*Records excerpted from a collection*
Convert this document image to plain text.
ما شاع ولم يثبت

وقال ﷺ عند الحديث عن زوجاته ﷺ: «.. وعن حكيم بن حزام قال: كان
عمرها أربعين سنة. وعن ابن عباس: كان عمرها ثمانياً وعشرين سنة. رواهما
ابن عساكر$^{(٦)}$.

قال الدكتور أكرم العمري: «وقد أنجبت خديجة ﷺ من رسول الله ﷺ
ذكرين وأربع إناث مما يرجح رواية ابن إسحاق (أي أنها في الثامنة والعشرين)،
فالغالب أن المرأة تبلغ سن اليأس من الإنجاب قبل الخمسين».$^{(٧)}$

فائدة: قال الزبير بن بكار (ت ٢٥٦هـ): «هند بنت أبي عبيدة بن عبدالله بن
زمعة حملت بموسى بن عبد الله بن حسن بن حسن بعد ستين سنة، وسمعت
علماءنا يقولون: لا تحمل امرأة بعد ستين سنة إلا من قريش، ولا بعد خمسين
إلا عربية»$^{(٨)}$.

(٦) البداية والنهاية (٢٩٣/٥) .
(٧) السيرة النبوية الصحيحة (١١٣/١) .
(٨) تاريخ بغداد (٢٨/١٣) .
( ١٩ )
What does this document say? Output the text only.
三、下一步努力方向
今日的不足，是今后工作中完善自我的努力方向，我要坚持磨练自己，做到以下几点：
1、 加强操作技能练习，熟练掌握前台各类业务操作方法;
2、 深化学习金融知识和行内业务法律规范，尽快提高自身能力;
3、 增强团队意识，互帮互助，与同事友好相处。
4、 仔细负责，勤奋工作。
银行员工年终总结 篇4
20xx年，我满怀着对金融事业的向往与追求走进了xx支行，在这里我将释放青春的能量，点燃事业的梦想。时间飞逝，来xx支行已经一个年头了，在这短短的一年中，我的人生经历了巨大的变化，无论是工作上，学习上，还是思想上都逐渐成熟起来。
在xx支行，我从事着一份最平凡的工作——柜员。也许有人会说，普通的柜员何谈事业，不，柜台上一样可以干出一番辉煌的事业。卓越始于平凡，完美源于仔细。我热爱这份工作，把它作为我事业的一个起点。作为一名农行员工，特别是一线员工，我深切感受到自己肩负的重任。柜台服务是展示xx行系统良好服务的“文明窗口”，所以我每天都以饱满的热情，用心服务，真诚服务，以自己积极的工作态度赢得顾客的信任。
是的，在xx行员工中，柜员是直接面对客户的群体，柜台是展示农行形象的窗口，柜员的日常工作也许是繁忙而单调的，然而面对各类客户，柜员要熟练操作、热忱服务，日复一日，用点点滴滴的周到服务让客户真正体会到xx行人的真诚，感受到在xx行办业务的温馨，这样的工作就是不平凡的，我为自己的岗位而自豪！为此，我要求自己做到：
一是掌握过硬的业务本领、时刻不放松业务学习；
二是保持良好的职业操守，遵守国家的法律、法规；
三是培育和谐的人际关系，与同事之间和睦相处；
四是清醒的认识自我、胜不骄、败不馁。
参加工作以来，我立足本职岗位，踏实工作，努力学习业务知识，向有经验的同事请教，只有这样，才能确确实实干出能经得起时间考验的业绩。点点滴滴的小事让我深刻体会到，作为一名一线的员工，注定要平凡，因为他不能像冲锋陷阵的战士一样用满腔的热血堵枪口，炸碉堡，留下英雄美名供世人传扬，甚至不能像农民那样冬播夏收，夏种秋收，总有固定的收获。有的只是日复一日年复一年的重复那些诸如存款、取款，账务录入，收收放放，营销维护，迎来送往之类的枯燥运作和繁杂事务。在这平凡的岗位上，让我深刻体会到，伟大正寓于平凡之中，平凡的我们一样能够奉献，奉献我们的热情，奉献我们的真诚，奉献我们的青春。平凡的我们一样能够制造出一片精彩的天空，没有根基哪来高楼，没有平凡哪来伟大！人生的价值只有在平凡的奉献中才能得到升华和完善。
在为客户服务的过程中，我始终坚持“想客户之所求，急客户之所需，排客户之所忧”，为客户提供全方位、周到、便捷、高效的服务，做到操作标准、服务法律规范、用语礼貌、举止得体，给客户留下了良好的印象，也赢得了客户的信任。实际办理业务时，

*GIVEN PROBLEM*
Transcribe the records above exactly as they appear.

*RESPONSE TO THIS TASK*
Convert this document image to plain text.
ما شاع ولم يثبت

وقال ﷺ عند الحديث عن زوجاته ﷺ: «.. وعن حكيم بن حزام قال: كان
عمرها أربعين سنة. وعن ابن عباس: كان عمرها ثمانياً وعشرين سنة. رواهما
ابن عساكر$^{(٦)}$.

قال الدكتور أكرم العمري: «وقد أنجبت خديجة ﷺ من رسول الله ﷺ
ذكرين وأربع إناث مما يرجح رواية ابن إسحاق (أي أنها في الثامنة والعشرين)،
فالغالب أن المرأة تبلغ سن اليأس من الإنجاب قبل الخمسين».$^{(٧)}$

فائدة: قال الزبير بن بكار (ت ٢٥٦هـ): «هند بنت أبي عبيدة بن عبدالله بن
زمعة حملت بموسى بن عبد الله بن حسن بن حسن بعد ستين سنة، وسمعت
علماءنا يقولون: لا تحمل امرأة بعد ستين سنة إلا من قريش، ولا بعد خمسين
إلا عربية»$^{(٨)}$.

(٦) البداية والنهاية (٢٩٣/٥) .
(٧) السيرة النبوية الصحيحة (١١٣/١) .
(٨) تاريخ بغداد (٢٨/١٣) .
( ١٩ )
What does this document say? Output the text only.
三、下一步努力方向
今日的不足，是今后工作中完善自我的努力方向，我要坚持磨练自己，做到以下几点：
1、 加强操作技能练习，熟练掌握前台各类业务操作方法;
2、 深化学习金融知识和行内业务法律规范，尽快提高自身能力;
3、 增强团队意识，互帮互助，与同事友好相处。
4、 仔细负责，勤奋工作。
银行员工年终总结 篇4
20xx年，我满怀着对金融事业的向往与追求走进了xx支行，在这里我将释放青春的能量，点燃事业的梦想。时间飞逝，来xx支行已经一个年头了，在这短短的一年中，我的人生经历了巨大的变化，无论是工作上，学习上，还是思想上都逐渐成熟起来。
在xx支行，我从事着一份最平凡的工作——柜员。也许有人会说，普通的柜员何谈事业，不，柜台上一样可以干出一番辉煌的事业。卓越始于平凡，完美源于仔细。我热爱这份工作，把它作为我事业的一个起点。作为一名农行员工，特别是一线员工，我深切感受到自己肩负的重任。柜台服务是展示xx行系统良好服务的“文明窗口”，所以我每天都以饱满的热情，用心服务，真诚服务，以自己积极的工作态度赢得顾客的信任。
是的，在xx行员工中，柜员是直接面对客户的群体，柜台是展示农行形象的窗口，柜员的日常工作也许是繁忙而单调的，然而面对各类客户，柜员要熟练操作、热忱服务，日复一日，用点点滴滴的周到服务让客户真正体会到xx行人的真诚，感受到在xx行办业务的温馨，这样的工作就是不平凡的，我为自己的岗位而自豪！为此，我要求自己做到：
一是掌握过硬的业务本领、时刻不放松业务学习；
二是保持良好的职业操守，遵守国家的法律、法规；
三是培育和谐的人际关系，与同事之间和睦相处；
四是清醒的认识自我、胜不骄、败不馁。
参加工作以来，我立足本职岗位，踏实工作，努力学习业务知识，向有经验的同事请教，只有这样，才能确确实实干出能经得起时间考验的业绩。点点滴滴的小事让我深刻体会到，作为一名一线的员工，注定要平凡，因为他不能像冲锋陷阵的战士一样用满腔的热血堵枪口，炸碉堡，留下英雄美名供世人传扬，甚至不能像农民那样冬播夏收，夏种秋收，总有固定的收获。有的只是日复一日年复一年的重复那些诸如存款、取款，账务录入，收收放放，营销维护，迎来送往之类的枯燥运作和繁杂事务。在这平凡的岗位上，让我深刻体会到，伟大正寓于平凡之中，平凡的我们一样能够奉献，奉献我们的热情，奉献我们的真诚，奉献我们的青春。平凡的我们一样能够制造出一片精彩的天空，没有根基哪来高楼，没有平凡哪来伟大！人生的价值只有在平凡的奉献中才能得到升华和完善。
在为客户服务的过程中，我始终坚持“想客户之所求，急客户之所需，排客户之所忧”，为客户提供全方位、周到、便捷、高效的服务，做到操作标准、服务法律规范、用语礼貌、举止得体，给客户留下了良好的印象，也赢得了客户的信任。实际办理业务时，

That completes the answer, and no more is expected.